_Exercise aim_
Lines that hold the string "shape" are to be counted; give only their number.

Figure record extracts
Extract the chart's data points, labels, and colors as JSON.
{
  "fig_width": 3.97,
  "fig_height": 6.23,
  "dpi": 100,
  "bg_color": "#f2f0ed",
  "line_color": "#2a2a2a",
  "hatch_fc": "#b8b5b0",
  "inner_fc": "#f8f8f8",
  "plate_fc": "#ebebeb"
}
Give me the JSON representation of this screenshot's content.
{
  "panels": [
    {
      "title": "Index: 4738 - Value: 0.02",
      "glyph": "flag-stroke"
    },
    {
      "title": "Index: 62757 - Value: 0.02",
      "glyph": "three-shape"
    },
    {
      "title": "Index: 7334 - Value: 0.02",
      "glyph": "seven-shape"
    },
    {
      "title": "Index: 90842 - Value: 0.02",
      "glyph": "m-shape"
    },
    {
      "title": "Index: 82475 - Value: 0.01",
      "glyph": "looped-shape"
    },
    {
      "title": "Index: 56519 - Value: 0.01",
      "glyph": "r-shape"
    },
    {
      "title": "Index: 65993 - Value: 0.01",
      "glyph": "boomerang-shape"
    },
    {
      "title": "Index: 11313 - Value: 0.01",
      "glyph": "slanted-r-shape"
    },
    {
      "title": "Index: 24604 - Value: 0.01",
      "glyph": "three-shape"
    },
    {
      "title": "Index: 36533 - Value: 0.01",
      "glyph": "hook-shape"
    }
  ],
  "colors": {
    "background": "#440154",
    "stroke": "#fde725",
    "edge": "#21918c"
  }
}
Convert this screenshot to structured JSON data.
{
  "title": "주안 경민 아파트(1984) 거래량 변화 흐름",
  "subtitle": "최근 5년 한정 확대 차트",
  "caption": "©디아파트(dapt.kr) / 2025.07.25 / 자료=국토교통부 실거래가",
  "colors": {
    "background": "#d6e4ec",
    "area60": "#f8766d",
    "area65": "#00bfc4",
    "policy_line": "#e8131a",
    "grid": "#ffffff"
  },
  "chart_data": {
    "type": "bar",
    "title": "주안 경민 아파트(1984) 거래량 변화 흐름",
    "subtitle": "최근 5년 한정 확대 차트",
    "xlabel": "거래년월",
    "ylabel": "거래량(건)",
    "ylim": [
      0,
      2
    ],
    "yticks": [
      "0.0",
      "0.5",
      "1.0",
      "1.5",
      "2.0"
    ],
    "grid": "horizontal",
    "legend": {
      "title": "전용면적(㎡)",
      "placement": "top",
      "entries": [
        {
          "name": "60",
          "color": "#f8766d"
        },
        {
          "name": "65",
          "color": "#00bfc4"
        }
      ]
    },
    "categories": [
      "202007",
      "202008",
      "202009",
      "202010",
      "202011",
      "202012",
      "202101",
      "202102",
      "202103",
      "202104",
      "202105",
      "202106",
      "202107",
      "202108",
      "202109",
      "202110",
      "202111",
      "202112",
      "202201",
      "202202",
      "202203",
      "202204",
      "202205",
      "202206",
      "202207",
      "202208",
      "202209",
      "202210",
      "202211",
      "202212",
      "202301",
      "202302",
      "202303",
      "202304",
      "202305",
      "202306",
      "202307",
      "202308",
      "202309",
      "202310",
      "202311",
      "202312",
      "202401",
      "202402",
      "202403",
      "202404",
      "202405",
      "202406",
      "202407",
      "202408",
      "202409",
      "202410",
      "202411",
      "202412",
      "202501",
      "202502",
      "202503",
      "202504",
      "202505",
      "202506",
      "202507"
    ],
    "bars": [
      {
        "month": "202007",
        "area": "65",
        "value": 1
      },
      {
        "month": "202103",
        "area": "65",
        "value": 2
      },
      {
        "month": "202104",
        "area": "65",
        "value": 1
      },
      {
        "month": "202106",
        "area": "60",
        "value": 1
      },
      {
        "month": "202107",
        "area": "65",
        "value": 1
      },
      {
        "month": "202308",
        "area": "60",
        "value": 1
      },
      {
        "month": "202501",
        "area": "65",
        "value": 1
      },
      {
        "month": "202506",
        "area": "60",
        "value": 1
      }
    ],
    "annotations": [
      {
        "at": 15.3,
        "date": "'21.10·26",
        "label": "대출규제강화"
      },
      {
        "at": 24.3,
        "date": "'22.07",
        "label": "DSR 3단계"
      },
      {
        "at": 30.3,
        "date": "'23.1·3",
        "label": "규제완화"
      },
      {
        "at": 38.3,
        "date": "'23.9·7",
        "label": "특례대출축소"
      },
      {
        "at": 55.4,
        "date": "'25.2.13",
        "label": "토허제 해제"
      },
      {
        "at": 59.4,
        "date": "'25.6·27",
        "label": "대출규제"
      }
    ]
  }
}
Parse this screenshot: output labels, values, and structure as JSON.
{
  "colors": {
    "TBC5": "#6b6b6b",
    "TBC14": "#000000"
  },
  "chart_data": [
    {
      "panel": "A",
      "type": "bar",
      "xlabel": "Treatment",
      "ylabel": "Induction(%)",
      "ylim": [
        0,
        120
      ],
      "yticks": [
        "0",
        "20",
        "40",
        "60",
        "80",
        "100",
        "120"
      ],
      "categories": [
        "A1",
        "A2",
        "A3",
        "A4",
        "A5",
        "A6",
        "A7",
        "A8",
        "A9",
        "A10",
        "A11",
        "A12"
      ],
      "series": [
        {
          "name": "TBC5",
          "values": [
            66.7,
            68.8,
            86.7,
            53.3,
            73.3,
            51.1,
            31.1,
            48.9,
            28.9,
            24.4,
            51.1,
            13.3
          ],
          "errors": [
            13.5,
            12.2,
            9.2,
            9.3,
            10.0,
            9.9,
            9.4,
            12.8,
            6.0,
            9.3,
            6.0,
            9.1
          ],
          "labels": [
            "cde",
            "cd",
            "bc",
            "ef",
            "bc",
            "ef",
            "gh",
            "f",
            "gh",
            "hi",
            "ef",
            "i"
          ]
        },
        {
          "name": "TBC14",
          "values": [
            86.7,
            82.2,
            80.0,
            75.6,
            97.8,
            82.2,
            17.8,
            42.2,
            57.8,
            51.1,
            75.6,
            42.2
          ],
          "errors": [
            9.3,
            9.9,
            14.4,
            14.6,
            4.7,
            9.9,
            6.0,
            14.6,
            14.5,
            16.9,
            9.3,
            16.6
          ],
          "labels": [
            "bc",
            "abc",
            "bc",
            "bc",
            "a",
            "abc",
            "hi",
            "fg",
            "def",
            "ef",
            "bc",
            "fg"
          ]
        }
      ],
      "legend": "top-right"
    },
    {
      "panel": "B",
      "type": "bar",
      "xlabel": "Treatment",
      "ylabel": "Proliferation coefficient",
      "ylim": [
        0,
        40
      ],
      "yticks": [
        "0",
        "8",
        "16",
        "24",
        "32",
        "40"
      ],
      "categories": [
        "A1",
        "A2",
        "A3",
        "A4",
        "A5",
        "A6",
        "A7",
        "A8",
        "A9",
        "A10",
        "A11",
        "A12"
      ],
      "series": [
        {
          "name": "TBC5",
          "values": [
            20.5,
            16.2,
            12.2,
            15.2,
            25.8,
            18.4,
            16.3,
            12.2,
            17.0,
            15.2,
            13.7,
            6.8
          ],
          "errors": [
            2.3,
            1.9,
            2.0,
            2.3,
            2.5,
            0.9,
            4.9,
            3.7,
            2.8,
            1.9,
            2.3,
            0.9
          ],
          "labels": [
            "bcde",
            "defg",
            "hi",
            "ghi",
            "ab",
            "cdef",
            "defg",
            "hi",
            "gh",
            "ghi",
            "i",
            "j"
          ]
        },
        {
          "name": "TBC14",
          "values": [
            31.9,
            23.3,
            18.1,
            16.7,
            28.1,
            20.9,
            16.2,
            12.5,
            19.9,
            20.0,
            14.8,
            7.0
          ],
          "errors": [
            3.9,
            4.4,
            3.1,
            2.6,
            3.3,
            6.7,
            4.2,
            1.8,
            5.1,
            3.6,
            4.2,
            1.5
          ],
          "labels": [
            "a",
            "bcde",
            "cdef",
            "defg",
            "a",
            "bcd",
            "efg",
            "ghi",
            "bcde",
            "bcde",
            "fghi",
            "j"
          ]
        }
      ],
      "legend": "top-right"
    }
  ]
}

_Solution below_
9